*Your objective:*
Identify every line in the records below that contains the word "page", and copy each of those lines.

*Data supplied:*
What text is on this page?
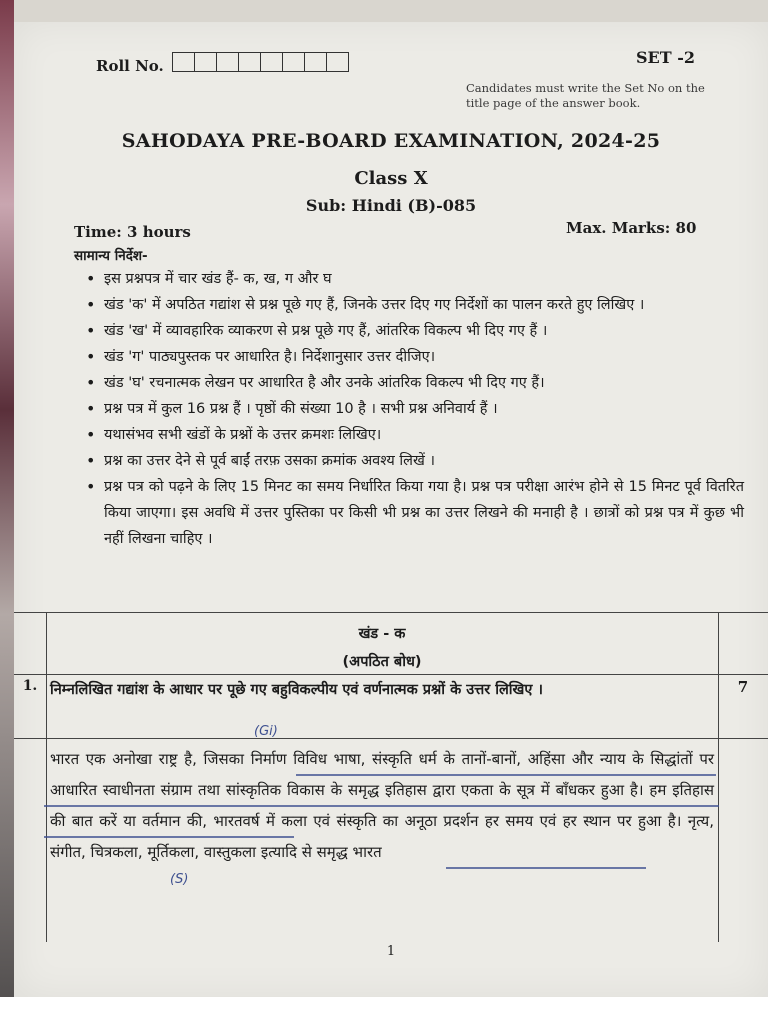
Roll No.	SET -2
Candidates must write the Set No on the title page of the answer book.
SAHODAYA PRE-BOARD EXAMINATION, 2024-25
Class X
Sub: Hindi (B)-085
Time: 3 hours	Max. Marks: 80
सामान्य निर्देश-
• इस प्रश्नपत्र में चार खंड हैं- क, ख, ग और घ
• खंड 'क' में अपठित गद्यांश से प्रश्न पूछे गए हैं, जिनके उत्तर दिए गए निर्देशों का पालन करते हुए लिखिए ।
• खंड 'ख' में व्यावहारिक व्याकरण से प्रश्न पूछे गए हैं, आंतरिक विकल्प भी दिए गए हैं ।
• खंड 'ग' पाठ्यपुस्तक पर आधारित है। निर्देशानुसार उत्तर दीजिए।
• खंड 'घ' रचनात्मक लेखन पर आधारित है और उनके आंतरिक विकल्प भी दिए गए हैं।
• प्रश्न पत्र में कुल 16 प्रश्न हैं । पृष्ठों की संख्या 10 है । सभी प्रश्न अनिवार्य हैं ।
• यथासंभव सभी खंडों के प्रश्नों के उत्तर क्रमशः लिखिए।
• प्रश्न का उत्तर देने से पूर्व बाईं तरफ़ उसका क्रमांक अवश्य लिखें ।
• प्रश्न पत्र को पढ़ने के लिए 15 मिनट का समय निर्धारित किया गया है। प्रश्न पत्र परीक्षा आरंभ होने से 15 मिनट पूर्व वितरित किया जाएगा। इस अवधि में उत्तर पुस्तिका पर किसी भी प्रश्न का उत्तर लिखने की मनाही है । छात्रों को प्रश्न पत्र में कुछ भी नहीं लिखना चाहिए ।
खंड - क
(अपठित बोध)
1. निम्नलिखित गद्यांश के आधार पर पूछे गए बहुविकल्पीय एवं वर्णनात्मक प्रश्नों के उत्तर लिखिए ।	7
भारत एक अनोखा राष्ट्र है, जिसका निर्माण विविध भाषा, संस्कृति धर्म के तानों-बानों, अहिंसा और न्याय के सिद्धांतों पर आधारित स्वाधीनता संग्राम तथा सांस्कृतिक विकास के समृद्ध इतिहास द्वारा एकता के सूत्र में बाँधकर हुआ है। हम इतिहास की बात करें या वर्तमान की, भारतवर्ष में कला एवं संस्कृति का अनूठा प्रदर्शन हर समय एवं हर स्थान पर हुआ है। नृत्य, संगीत, चित्रकला, मूर्तिकला, वास्तुकला इत्यादि से समृद्ध भारत
(Gi)
(S)
1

*Task result:*
What text is on this page?
Candidates must write the Set No on the title page of the answer book.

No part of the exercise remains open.